DATASET RECORDS:

* * * *

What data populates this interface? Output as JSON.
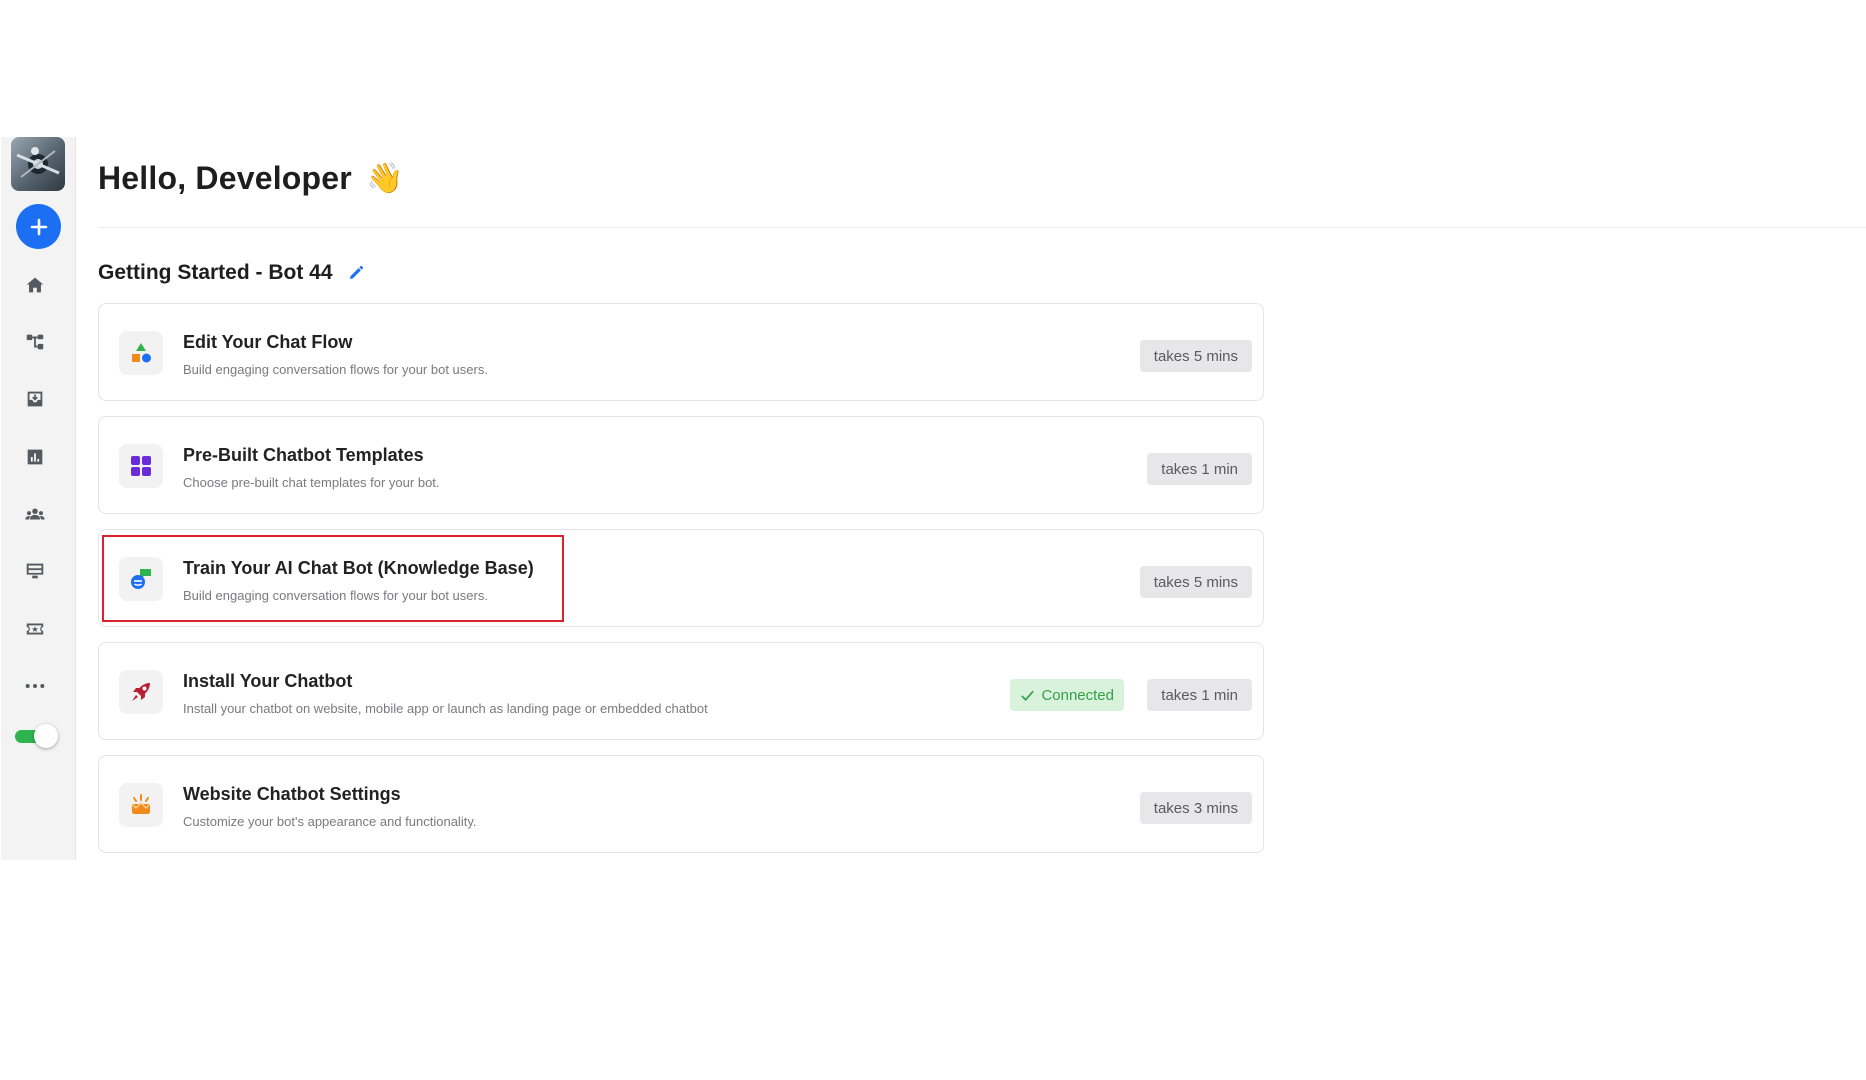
{
  "header": {
    "greeting": "Hello, Developer",
    "wave_emoji": "👋"
  },
  "section": {
    "title": "Getting Started - Bot 44",
    "edit_icon": "pencil-icon"
  },
  "sidebar": {
    "avatar": "bot-avatar",
    "add_icon": "plus-icon",
    "items": [
      {
        "icon": "home-icon"
      },
      {
        "icon": "flow-icon"
      },
      {
        "icon": "inbox-icon"
      },
      {
        "icon": "analytics-icon"
      },
      {
        "icon": "users-icon"
      },
      {
        "icon": "monitor-icon"
      },
      {
        "icon": "ticket-icon"
      },
      {
        "icon": "more-icon"
      }
    ],
    "toggle_on": true
  },
  "cards": [
    {
      "title": "Edit Your Chat Flow",
      "description": "Build engaging conversation flows for your bot users.",
      "time": "takes 5 mins",
      "icon": "shapes-icon"
    },
    {
      "title": "Pre-Built Chatbot Templates",
      "description": "Choose pre-built chat templates for your bot.",
      "time": "takes 1 min",
      "icon": "grid-icon"
    },
    {
      "title": "Train Your AI Chat Bot (Knowledge Base)",
      "description": "Build engaging conversation flows for your bot users.",
      "time": "takes 5 mins",
      "icon": "chat-bubbles-icon"
    },
    {
      "title": "Install Your Chatbot",
      "description": "Install your chatbot on website, mobile app or launch as landing page or embedded chatbot",
      "time": "takes 1 min",
      "status": "Connected",
      "icon": "rocket-icon"
    },
    {
      "title": "Website Chatbot Settings",
      "description": "Customize your bot's appearance and functionality.",
      "time": "takes 3 mins",
      "icon": "crown-icon"
    }
  ],
  "colors": {
    "accent": "#1c6ef2",
    "connected_bg": "#d9f2dc",
    "connected_text": "#34a048",
    "highlight": "#d8232f",
    "toggle_on": "#2fb34f"
  }
}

* * * *

DIRECTIVE:
Reproduce all of the data exactly, omitting each picture it holds.

FINISHED ANSWER:
What data populates this interface? Output as JSON.
{
  "header": {
    "greeting": "Hello, Developer",
    "wave_emoji": "👋"
  },
  "section": {
    "title": "Getting Started - Bot 44",
    "edit_icon": "pencil-icon"
  },
  "sidebar": {
    "avatar": "bot-avatar",
    "add_icon": "plus-icon",
    "items": [
      {
        "icon": "home-icon"
      },
      {
        "icon": "flow-icon"
      },
      {
        "icon": "inbox-icon"
      },
      {
        "icon": "analytics-icon"
      },
      {
        "icon": "users-icon"
      },
      {
        "icon": "monitor-icon"
      },
      {
        "icon": "ticket-icon"
      },
      {
        "icon": "more-icon"
      }
    ],
    "toggle_on": true
  },
  "cards": [
    {
      "title": "Edit Your Chat Flow",
      "description": "Build engaging conversation flows for your bot users.",
      "time": "takes 5 mins",
      "icon": "shapes-icon"
    },
    {
      "title": "Pre-Built Chatbot Templates",
      "description": "Choose pre-built chat templates for your bot.",
      "time": "takes 1 min",
      "icon": "grid-icon"
    },
    {
      "title": "Train Your AI Chat Bot (Knowledge Base)",
      "description": "Build engaging conversation flows for your bot users.",
      "time": "takes 5 mins",
      "icon": "chat-bubbles-icon"
    },
    {
      "title": "Install Your Chatbot",
      "description": "Install your chatbot on website, mobile app or launch as landing page or embedded chatbot",
      "time": "takes 1 min",
      "status": "Connected",
      "icon": "rocket-icon"
    },
    {
      "title": "Website Chatbot Settings",
      "description": "Customize your bot's appearance and functionality.",
      "time": "takes 3 mins",
      "icon": "crown-icon"
    }
  ],
  "colors": {
    "accent": "#1c6ef2",
    "connected_bg": "#d9f2dc",
    "connected_text": "#34a048",
    "highlight": "#d8232f",
    "toggle_on": "#2fb34f"
  }
}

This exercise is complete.